Rows from a figure dataset
-.-.-

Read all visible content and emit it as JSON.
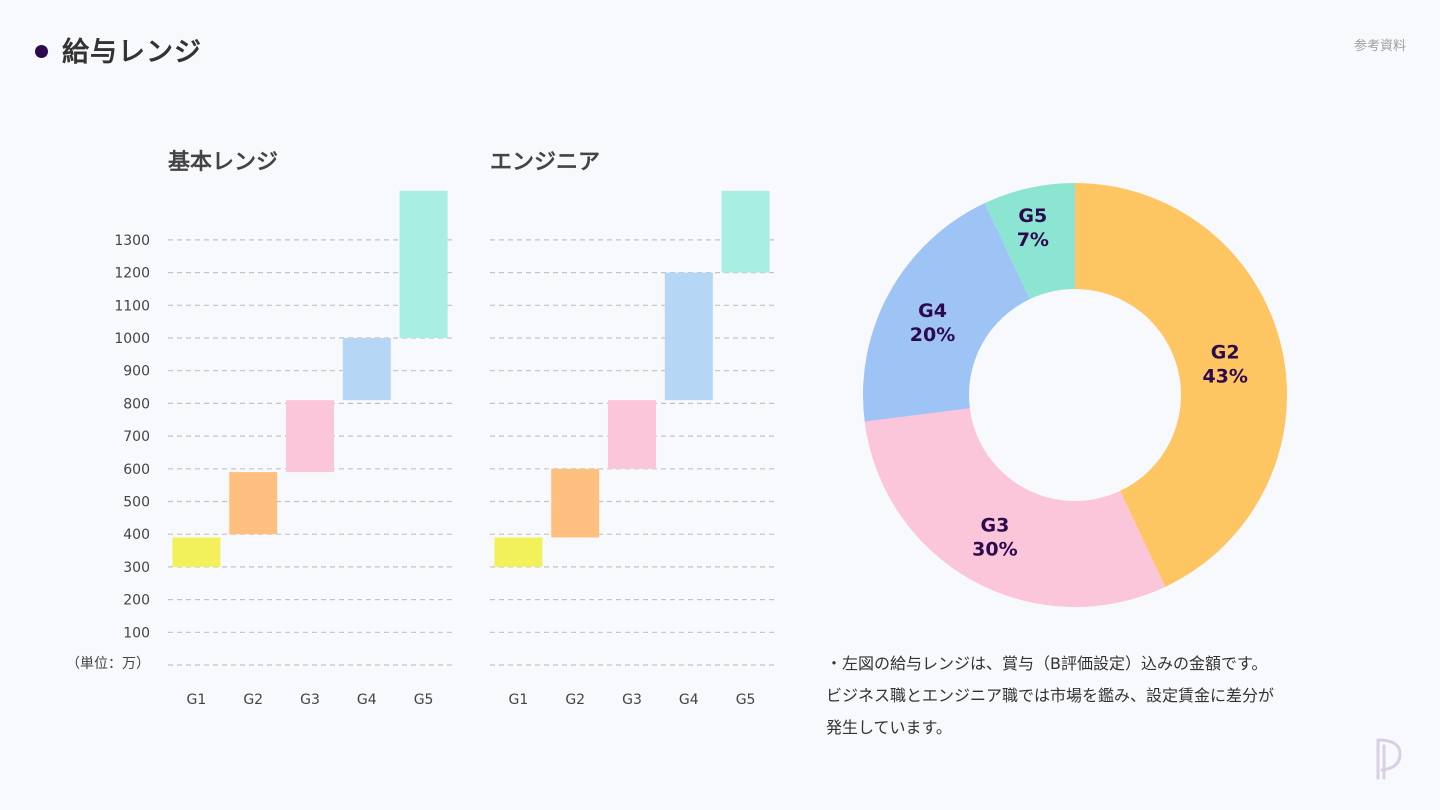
{
  "header": {
    "title": "給与レンジ",
    "corner": "参考資料"
  },
  "chart_data": [
    {
      "type": "bar",
      "title": "基本レンジ",
      "categories": [
        "G1",
        "G2",
        "G3",
        "G4",
        "G5"
      ],
      "ranges": [
        [
          300,
          390
        ],
        [
          400,
          590
        ],
        [
          590,
          810
        ],
        [
          810,
          1000
        ],
        [
          1000,
          1450
        ]
      ],
      "yticks": [
        100,
        200,
        300,
        400,
        500,
        600,
        700,
        800,
        900,
        1000,
        1100,
        1200,
        1300
      ],
      "unit_label": "（単位：万）",
      "colors": [
        "#f2f15c",
        "#ffc07f",
        "#fbc5da",
        "#b6d6f5",
        "#a8eee2"
      ]
    },
    {
      "type": "bar",
      "title": "エンジニア",
      "categories": [
        "G1",
        "G2",
        "G3",
        "G4",
        "G5"
      ],
      "ranges": [
        [
          300,
          390
        ],
        [
          390,
          600
        ],
        [
          600,
          810
        ],
        [
          810,
          1200
        ],
        [
          1200,
          1450
        ]
      ],
      "yticks": [
        100,
        200,
        300,
        400,
        500,
        600,
        700,
        800,
        900,
        1000,
        1100,
        1200,
        1300
      ],
      "colors": [
        "#f2f15c",
        "#ffc07f",
        "#fbc5da",
        "#b6d6f5",
        "#a8eee2"
      ]
    },
    {
      "type": "pie",
      "slices": [
        {
          "label": "G2",
          "value": 43,
          "text": "43%",
          "color": "#fec563"
        },
        {
          "label": "G3",
          "value": 30,
          "text": "30%",
          "color": "#fbc5da"
        },
        {
          "label": "G4",
          "value": 20,
          "text": "20%",
          "color": "#9ec3f5"
        },
        {
          "label": "G5",
          "value": 7,
          "text": "7%",
          "color": "#8ce5d2"
        }
      ],
      "label_color": "#2d0a4e"
    }
  ],
  "note": {
    "line1": "・左図の給与レンジは、賞与（B評価設定）込みの金額です。",
    "line2": "ビジネス職とエンジニア職では市場を鑑み、設定賃金に差分が",
    "line3": "発生しています。"
  }
}
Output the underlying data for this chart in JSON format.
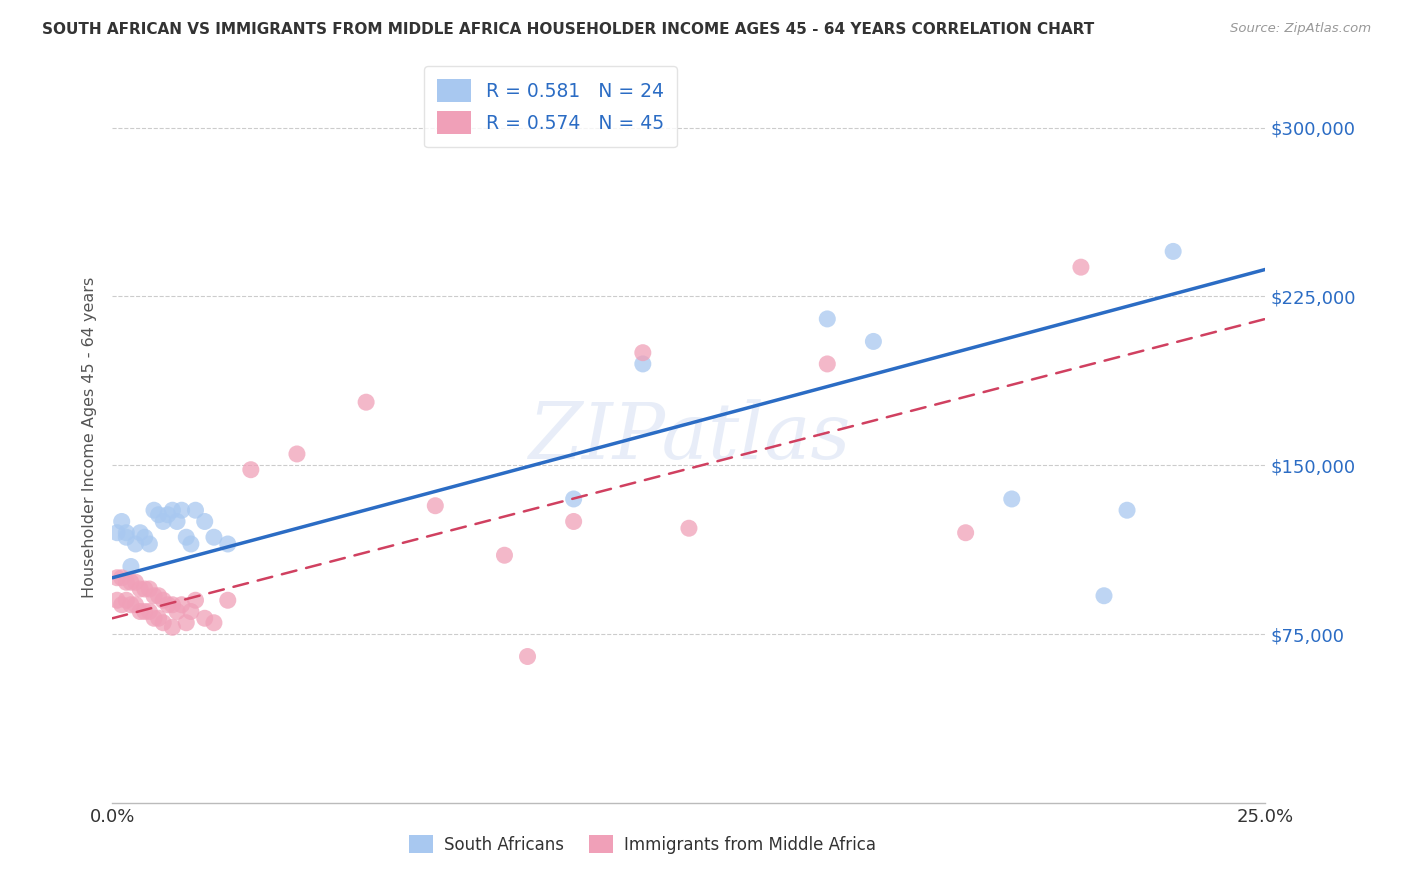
{
  "title": "SOUTH AFRICAN VS IMMIGRANTS FROM MIDDLE AFRICA HOUSEHOLDER INCOME AGES 45 - 64 YEARS CORRELATION CHART",
  "source": "Source: ZipAtlas.com",
  "ylabel": "Householder Income Ages 45 - 64 years",
  "xmin": 0.0,
  "xmax": 0.25,
  "ymin": 0,
  "ymax": 325000,
  "yticks": [
    75000,
    150000,
    225000,
    300000
  ],
  "ytick_labels": [
    "$75,000",
    "$150,000",
    "$225,000",
    "$300,000"
  ],
  "xticks": [
    0.0,
    0.05,
    0.1,
    0.15,
    0.2,
    0.25
  ],
  "xtick_labels": [
    "0.0%",
    "",
    "",
    "",
    "",
    "25.0%"
  ],
  "blue_color": "#a8c8f0",
  "pink_color": "#f0a0b8",
  "blue_line_color": "#2b6cc4",
  "pink_line_color": "#d04060",
  "blue_text_color": "#2b6cc4",
  "watermark": "ZIPatlas",
  "blue_line_x0": 0.0,
  "blue_line_y0": 100000,
  "blue_line_x1": 0.25,
  "blue_line_y1": 237000,
  "pink_line_x0": 0.0,
  "pink_line_y0": 82000,
  "pink_line_x1": 0.25,
  "pink_line_y1": 215000,
  "sa_x": [
    0.001,
    0.002,
    0.003,
    0.003,
    0.004,
    0.005,
    0.006,
    0.007,
    0.008,
    0.009,
    0.01,
    0.011,
    0.012,
    0.013,
    0.014,
    0.015,
    0.016,
    0.017,
    0.018,
    0.02,
    0.022,
    0.025,
    0.1,
    0.115,
    0.155,
    0.165,
    0.195,
    0.215,
    0.22,
    0.23
  ],
  "sa_y": [
    120000,
    125000,
    120000,
    118000,
    105000,
    115000,
    120000,
    118000,
    115000,
    130000,
    128000,
    125000,
    128000,
    130000,
    125000,
    130000,
    118000,
    115000,
    130000,
    125000,
    118000,
    115000,
    135000,
    195000,
    215000,
    205000,
    135000,
    92000,
    130000,
    245000
  ],
  "im_x": [
    0.001,
    0.001,
    0.002,
    0.002,
    0.003,
    0.003,
    0.004,
    0.004,
    0.005,
    0.005,
    0.006,
    0.006,
    0.007,
    0.007,
    0.008,
    0.008,
    0.009,
    0.009,
    0.01,
    0.01,
    0.011,
    0.011,
    0.012,
    0.013,
    0.013,
    0.014,
    0.015,
    0.016,
    0.017,
    0.018,
    0.02,
    0.022,
    0.025,
    0.03,
    0.04,
    0.055,
    0.07,
    0.085,
    0.09,
    0.1,
    0.115,
    0.125,
    0.155,
    0.185,
    0.21
  ],
  "im_y": [
    100000,
    90000,
    100000,
    88000,
    98000,
    90000,
    98000,
    88000,
    98000,
    88000,
    95000,
    85000,
    95000,
    85000,
    95000,
    85000,
    92000,
    82000,
    92000,
    82000,
    90000,
    80000,
    88000,
    88000,
    78000,
    85000,
    88000,
    80000,
    85000,
    90000,
    82000,
    80000,
    90000,
    148000,
    155000,
    178000,
    132000,
    110000,
    65000,
    125000,
    200000,
    122000,
    195000,
    120000,
    238000
  ]
}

-.-.-

What is required
Reproduce the material above verbatim; omit every picture.

Result of this exercise
Read all visible content and emit it as JSON.
{
  "header": {
    "title": "給与レンジ",
    "corner": "参考資料"
  },
  "chart_data": [
    {
      "type": "bar",
      "title": "基本レンジ",
      "categories": [
        "G1",
        "G2",
        "G3",
        "G4",
        "G5"
      ],
      "ranges": [
        [
          300,
          390
        ],
        [
          400,
          590
        ],
        [
          590,
          810
        ],
        [
          810,
          1000
        ],
        [
          1000,
          1450
        ]
      ],
      "yticks": [
        100,
        200,
        300,
        400,
        500,
        600,
        700,
        800,
        900,
        1000,
        1100,
        1200,
        1300
      ],
      "unit_label": "（単位：万）",
      "colors": [
        "#f2f15c",
        "#ffc07f",
        "#fbc5da",
        "#b6d6f5",
        "#a8eee2"
      ]
    },
    {
      "type": "bar",
      "title": "エンジニア",
      "categories": [
        "G1",
        "G2",
        "G3",
        "G4",
        "G5"
      ],
      "ranges": [
        [
          300,
          390
        ],
        [
          390,
          600
        ],
        [
          600,
          810
        ],
        [
          810,
          1200
        ],
        [
          1200,
          1450
        ]
      ],
      "yticks": [
        100,
        200,
        300,
        400,
        500,
        600,
        700,
        800,
        900,
        1000,
        1100,
        1200,
        1300
      ],
      "colors": [
        "#f2f15c",
        "#ffc07f",
        "#fbc5da",
        "#b6d6f5",
        "#a8eee2"
      ]
    },
    {
      "type": "pie",
      "slices": [
        {
          "label": "G2",
          "value": 43,
          "text": "43%",
          "color": "#fec563"
        },
        {
          "label": "G3",
          "value": 30,
          "text": "30%",
          "color": "#fbc5da"
        },
        {
          "label": "G4",
          "value": 20,
          "text": "20%",
          "color": "#9ec3f5"
        },
        {
          "label": "G5",
          "value": 7,
          "text": "7%",
          "color": "#8ce5d2"
        }
      ],
      "label_color": "#2d0a4e"
    }
  ],
  "note": {
    "line1": "・左図の給与レンジは、賞与（B評価設定）込みの金額です。",
    "line2": "ビジネス職とエンジニア職では市場を鑑み、設定賃金に差分が",
    "line3": "発生しています。"
  }
}
Output the underlying data for this chart in JSON format.
{
  "title": "SOUTH AFRICAN VS IMMIGRANTS FROM MIDDLE AFRICA HOUSEHOLDER INCOME AGES 45 - 64 YEARS CORRELATION CHART",
  "source": "Source: ZipAtlas.com",
  "ylabel": "Householder Income Ages 45 - 64 years",
  "xmin": 0.0,
  "xmax": 0.25,
  "ymin": 0,
  "ymax": 325000,
  "yticks": [
    75000,
    150000,
    225000,
    300000
  ],
  "ytick_labels": [
    "$75,000",
    "$150,000",
    "$225,000",
    "$300,000"
  ],
  "xticks": [
    0.0,
    0.05,
    0.1,
    0.15,
    0.2,
    0.25
  ],
  "xtick_labels": [
    "0.0%",
    "",
    "",
    "",
    "",
    "25.0%"
  ],
  "blue_color": "#a8c8f0",
  "pink_color": "#f0a0b8",
  "blue_line_color": "#2b6cc4",
  "pink_line_color": "#d04060",
  "blue_text_color": "#2b6cc4",
  "watermark": "ZIPatlas",
  "blue_line_x0": 0.0,
  "blue_line_y0": 100000,
  "blue_line_x1": 0.25,
  "blue_line_y1": 237000,
  "pink_line_x0": 0.0,
  "pink_line_y0": 82000,
  "pink_line_x1": 0.25,
  "pink_line_y1": 215000,
  "sa_x": [
    0.001,
    0.002,
    0.003,
    0.003,
    0.004,
    0.005,
    0.006,
    0.007,
    0.008,
    0.009,
    0.01,
    0.011,
    0.012,
    0.013,
    0.014,
    0.015,
    0.016,
    0.017,
    0.018,
    0.02,
    0.022,
    0.025,
    0.1,
    0.115,
    0.155,
    0.165,
    0.195,
    0.215,
    0.22,
    0.23
  ],
  "sa_y": [
    120000,
    125000,
    120000,
    118000,
    105000,
    115000,
    120000,
    118000,
    115000,
    130000,
    128000,
    125000,
    128000,
    130000,
    125000,
    130000,
    118000,
    115000,
    130000,
    125000,
    118000,
    115000,
    135000,
    195000,
    215000,
    205000,
    135000,
    92000,
    130000,
    245000
  ],
  "im_x": [
    0.001,
    0.001,
    0.002,
    0.002,
    0.003,
    0.003,
    0.004,
    0.004,
    0.005,
    0.005,
    0.006,
    0.006,
    0.007,
    0.007,
    0.008,
    0.008,
    0.009,
    0.009,
    0.01,
    0.01,
    0.011,
    0.011,
    0.012,
    0.013,
    0.013,
    0.014,
    0.015,
    0.016,
    0.017,
    0.018,
    0.02,
    0.022,
    0.025,
    0.03,
    0.04,
    0.055,
    0.07,
    0.085,
    0.09,
    0.1,
    0.115,
    0.125,
    0.155,
    0.185,
    0.21
  ],
  "im_y": [
    100000,
    90000,
    100000,
    88000,
    98000,
    90000,
    98000,
    88000,
    98000,
    88000,
    95000,
    85000,
    95000,
    85000,
    95000,
    85000,
    92000,
    82000,
    92000,
    82000,
    90000,
    80000,
    88000,
    88000,
    78000,
    85000,
    88000,
    80000,
    85000,
    90000,
    82000,
    80000,
    90000,
    148000,
    155000,
    178000,
    132000,
    110000,
    65000,
    125000,
    200000,
    122000,
    195000,
    120000,
    238000
  ]
}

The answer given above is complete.